Provided information ->
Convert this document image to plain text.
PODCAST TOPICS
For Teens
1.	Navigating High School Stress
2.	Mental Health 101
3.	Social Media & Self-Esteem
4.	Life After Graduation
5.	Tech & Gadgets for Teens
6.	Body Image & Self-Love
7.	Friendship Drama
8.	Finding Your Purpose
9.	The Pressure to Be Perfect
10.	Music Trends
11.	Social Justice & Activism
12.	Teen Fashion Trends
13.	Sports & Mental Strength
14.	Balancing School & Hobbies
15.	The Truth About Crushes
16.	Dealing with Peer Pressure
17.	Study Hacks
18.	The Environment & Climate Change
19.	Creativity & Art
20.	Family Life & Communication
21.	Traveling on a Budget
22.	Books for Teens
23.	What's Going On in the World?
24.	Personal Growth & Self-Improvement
---
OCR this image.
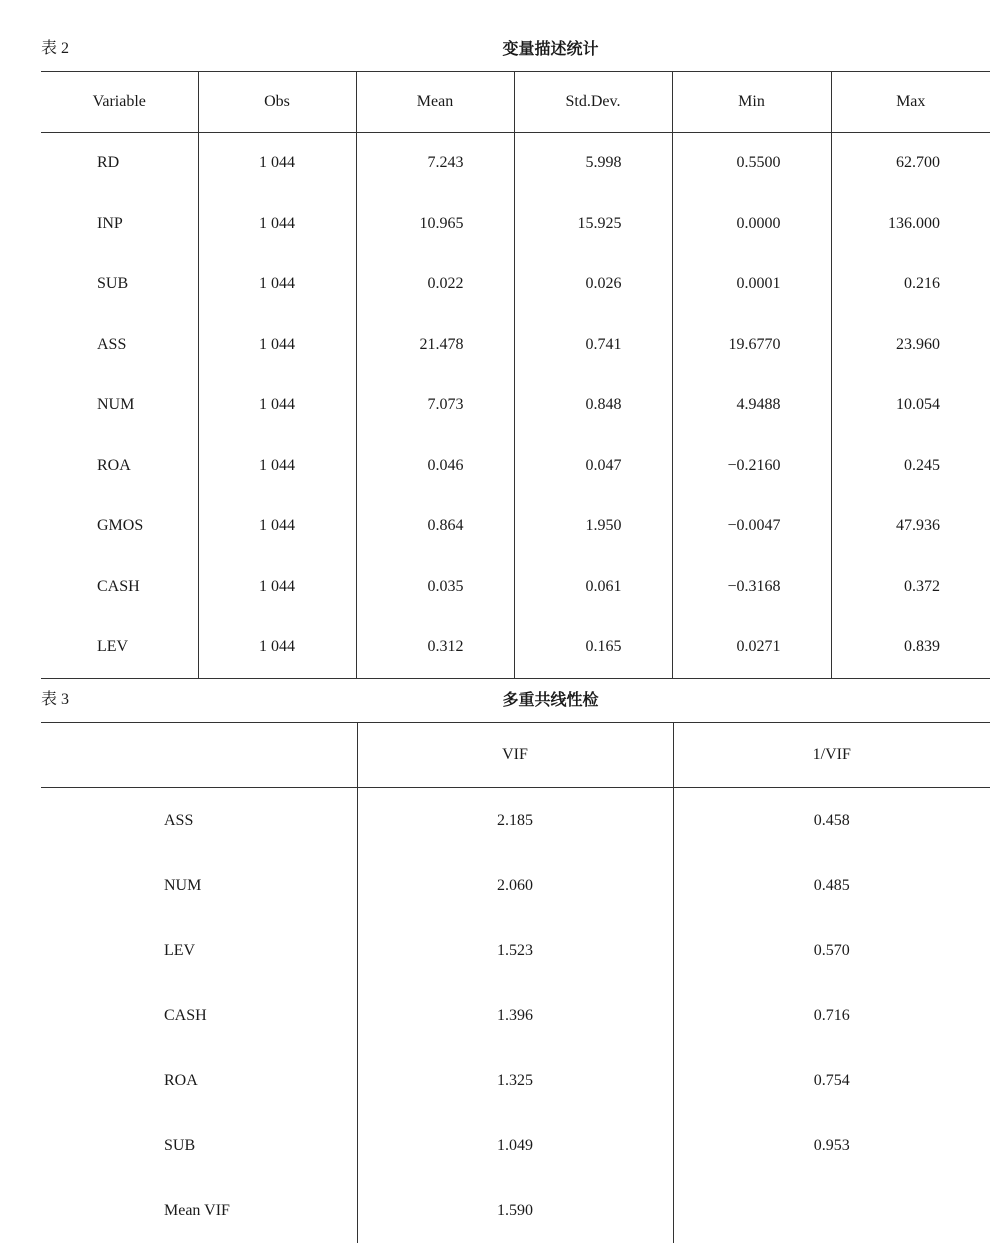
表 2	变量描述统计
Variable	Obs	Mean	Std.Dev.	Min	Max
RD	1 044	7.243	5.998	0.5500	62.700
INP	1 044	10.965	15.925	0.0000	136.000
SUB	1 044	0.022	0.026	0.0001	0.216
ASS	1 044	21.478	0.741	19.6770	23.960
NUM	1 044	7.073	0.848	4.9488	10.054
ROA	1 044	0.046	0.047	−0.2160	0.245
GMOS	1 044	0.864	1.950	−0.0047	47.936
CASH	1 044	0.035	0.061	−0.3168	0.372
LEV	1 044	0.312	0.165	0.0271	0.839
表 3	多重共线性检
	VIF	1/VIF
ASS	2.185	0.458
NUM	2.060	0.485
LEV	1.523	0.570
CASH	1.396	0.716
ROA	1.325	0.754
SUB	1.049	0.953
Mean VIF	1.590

Challenge -> From the listing above, collect every line that mentions the word "Teens".

Task response ->
For Teens
5.	Tech & Gadgets for Teens
22.	Books for Teens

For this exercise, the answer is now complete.